**Excerto:**
26.7.08

...

Escapaste ileso, meu amor.
Agora guarda a aragem do não dito pelo dito. Contradiz a minha vontade de marcar o teu número na minha pele.
Impede-me de alcançar o teu sorriso. Fecha a boca ao hálito do desejo e deixa que a voragem e o assombro, sejam desejos deslocados, como mãos sujeitas a esforços prolongados.

Cerra-me as pestanas minuciosamente, repetindo a cada segundo a fuga, até me veres morta de cansaços.
É um desassossego, viver com tanto amor nos olhos…
Vira as páginas do meu cabelo, acelera o compasso da melodia que celebra os teus regressos.
Essa melodia é um engano, meu amor.

Não dês importância ao tamanho absurdo das minhas palavras, para que eu esqueça a proporção dos afectos.

O amor lateja nas pálpebras.
O amor lateja nas pálpebras.
O amor lateja nas pálpebras.


…Deixa-me ir mesmo quando regresso.

23.7.08

COMO UM ROMÃ-CE ou Penélope, a história de um fenómeno meteorologico

Penélope, tinha um nome exótico e um corpo abandonado ao mar. Repetindo o caminho e revendo a paisagem, verificava pormenorizadamente o percurso e as suas falhas.
Nesse trajecto, esquecera muitos nomes, e contava as caras que perdera de vista, variando a ordem de afectos, como quem varia a polpa dos dias.
Penélope corria para longe de si, mas era inútil a fuga, porque vestia-se de melancolia. Penélope respirava mais fundo do que o fundo do mar onde se abandonara, procurando coragem, audácia, secretos alimentos de alma, que pareciam levá-la mais depressa para novos lugares.
Hoje podia ter chorado, mas não chorara. Deixara-se perdida, frente ao sentido obrigatório, que aponta lugar nenhum, fora da carne, fora de si, na extremidade do possível. A mente coberta de fina neblina e frio no interior dos ossos, e frio entre os dentes e frio nos poros da pele e frio na cavidade do coração. Penélope não sabia para onde se dirigia, mas persistia. E era tolo quem lhe encontrava algum acto de bravura, porque estava frágil e só podia partilhar esta verdade, silenciosamente e sozinha.
Mais logo, quando a noite chegar, Penélope pensará mais e o frio será maior. Vai ver uma bela mulher a dançar com os seus fantasmas. Mulheres à beira do desamparo. O que fazemos com isso? Como gastamos isso? Surge vivo o café, muitos cafés, muitas cadeiras, que são miradouros de passagem. E uma vez mais os caminhos, um, dois, três, quatro, muitos. Há caminhos que não se contam, há caminhos que não se cantam. “Há textos que são a transformação de uma vida”, ela lê a frase, repete-a. Estão 19 graus, e ela está num lugar que não quer nomear, porque isso seria situar-se onde ela não está.

**Linhas listadas:**
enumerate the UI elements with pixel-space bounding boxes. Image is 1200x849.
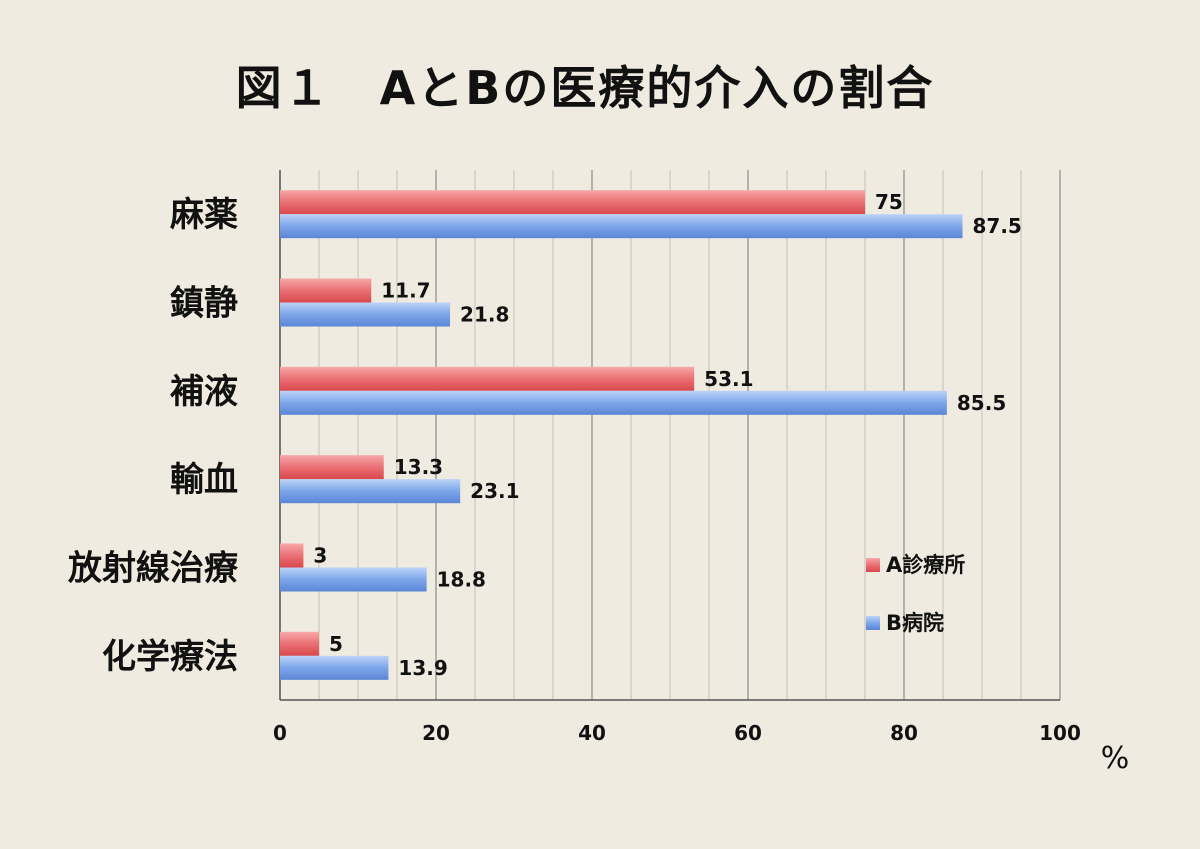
category-label: 麻薬 — [170, 195, 238, 235]
data-label: 18.8 — [437, 568, 486, 592]
data-label: 3 — [313, 544, 327, 568]
bar — [280, 390, 947, 415]
data-label: 13.9 — [398, 656, 447, 680]
bar — [280, 543, 304, 568]
category-label: 鎮静 — [170, 284, 238, 324]
bar — [280, 214, 963, 239]
data-label: 75 — [875, 190, 903, 214]
data-label: 5 — [329, 632, 343, 656]
gridlines — [279, 170, 1061, 701]
bar — [280, 655, 389, 680]
bar — [280, 567, 427, 592]
x-tick-label: 60 — [734, 721, 762, 745]
x-tick-label: 20 — [422, 721, 450, 745]
category-label: 放射線治療 — [68, 549, 239, 589]
data-label: 13.3 — [394, 455, 443, 479]
legend-label: B病院 — [886, 611, 944, 635]
bar — [280, 631, 319, 656]
x-axis-unit: % — [1101, 741, 1130, 776]
bar — [280, 278, 372, 303]
legend: A診療所 B病院 — [866, 553, 965, 635]
bar — [280, 479, 461, 504]
data-label: 21.8 — [460, 303, 509, 327]
bar — [280, 302, 451, 327]
x-tick-label: 40 — [578, 721, 606, 745]
bar — [280, 455, 384, 480]
data-label: 87.5 — [973, 214, 1022, 238]
bar — [280, 190, 865, 215]
data-label: 85.5 — [957, 391, 1006, 415]
category-label: 補液 — [170, 372, 238, 412]
data-label: 11.7 — [381, 279, 430, 303]
legend-label: A診療所 — [886, 553, 965, 577]
data-label: 23.1 — [470, 479, 519, 503]
category-label: 化学療法 — [102, 637, 238, 677]
labels: 0 20 40 60 80 100% 麻薬 75 87.5 鎮静 11.7 21.8 補液 53.1 85.… — [68, 190, 1129, 776]
data-label: 53.1 — [704, 367, 753, 391]
x-tick-label: 0 — [273, 721, 287, 745]
x-tick-label: 80 — [890, 721, 918, 745]
chart-title: 図１ AとBの医療的介入の割合 — [235, 61, 935, 115]
x-tick-label: 100 — [1039, 721, 1081, 745]
legend-swatch — [866, 558, 880, 572]
bar — [280, 366, 695, 391]
bars — [280, 190, 963, 680]
category-label: 輸血 — [170, 460, 238, 500]
legend-swatch — [866, 616, 880, 630]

**O seu objetivo:**
Por favor, copie do excerto a passagem que começa em "Impede-me de alcançar" e termina em "os teus regressos.", sem alterar uma palavra.

**Resposta esperada:**
Impede-me de alcançar o teu sorriso. Fecha a boca ao hálito do desejo e deixa que a voragem e o assombro, sejam desejos deslocados, como mãos sujeitas a esforços prolongados.

Cerra-me as pestanas minuciosamente, repetindo a cada segundo a fuga, até me veres morta de cansaços.
É um desassossego, viver com tanto amor nos olhos…
Vira as páginas do meu cabelo, acelera o compasso da melodia que celebra os teus regressos.